Stored items from a collection

(begin)

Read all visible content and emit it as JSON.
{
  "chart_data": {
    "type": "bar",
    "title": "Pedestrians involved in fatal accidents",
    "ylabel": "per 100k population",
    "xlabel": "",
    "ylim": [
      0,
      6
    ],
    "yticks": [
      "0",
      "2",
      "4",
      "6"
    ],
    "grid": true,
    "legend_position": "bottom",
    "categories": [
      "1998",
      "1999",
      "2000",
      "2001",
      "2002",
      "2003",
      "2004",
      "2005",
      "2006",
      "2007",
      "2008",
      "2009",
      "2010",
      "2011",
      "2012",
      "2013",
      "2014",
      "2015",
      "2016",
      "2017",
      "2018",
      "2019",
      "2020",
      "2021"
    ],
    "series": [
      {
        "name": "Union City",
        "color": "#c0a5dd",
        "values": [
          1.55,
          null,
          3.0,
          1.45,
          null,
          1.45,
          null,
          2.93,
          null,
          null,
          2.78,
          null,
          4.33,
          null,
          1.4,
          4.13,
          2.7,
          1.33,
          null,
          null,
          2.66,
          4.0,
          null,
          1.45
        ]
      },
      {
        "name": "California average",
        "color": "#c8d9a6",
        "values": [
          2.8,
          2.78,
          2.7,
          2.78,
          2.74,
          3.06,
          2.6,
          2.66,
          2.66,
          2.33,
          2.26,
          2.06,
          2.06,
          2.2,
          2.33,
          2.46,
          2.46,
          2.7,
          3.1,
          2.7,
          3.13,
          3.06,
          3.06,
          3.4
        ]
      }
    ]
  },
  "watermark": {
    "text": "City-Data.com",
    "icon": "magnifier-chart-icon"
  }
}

(end)

Return the material exactly as it stands.

Final answer:
Read all visible content and emit it as JSON.
{
  "chart_data": {
    "type": "bar",
    "title": "Pedestrians involved in fatal accidents",
    "ylabel": "per 100k population",
    "xlabel": "",
    "ylim": [
      0,
      6
    ],
    "yticks": [
      "0",
      "2",
      "4",
      "6"
    ],
    "grid": true,
    "legend_position": "bottom",
    "categories": [
      "1998",
      "1999",
      "2000",
      "2001",
      "2002",
      "2003",
      "2004",
      "2005",
      "2006",
      "2007",
      "2008",
      "2009",
      "2010",
      "2011",
      "2012",
      "2013",
      "2014",
      "2015",
      "2016",
      "2017",
      "2018",
      "2019",
      "2020",
      "2021"
    ],
    "series": [
      {
        "name": "Union City",
        "color": "#c0a5dd",
        "values": [
          1.55,
          null,
          3.0,
          1.45,
          null,
          1.45,
          null,
          2.93,
          null,
          null,
          2.78,
          null,
          4.33,
          null,
          1.4,
          4.13,
          2.7,
          1.33,
          null,
          null,
          2.66,
          4.0,
          null,
          1.45
        ]
      },
      {
        "name": "California average",
        "color": "#c8d9a6",
        "values": [
          2.8,
          2.78,
          2.7,
          2.78,
          2.74,
          3.06,
          2.6,
          2.66,
          2.66,
          2.33,
          2.26,
          2.06,
          2.06,
          2.2,
          2.33,
          2.46,
          2.46,
          2.7,
          3.1,
          2.7,
          3.13,
          3.06,
          3.06,
          3.4
        ]
      }
    ]
  },
  "watermark": {
    "text": "City-Data.com",
    "icon": "magnifier-chart-icon"
  }
}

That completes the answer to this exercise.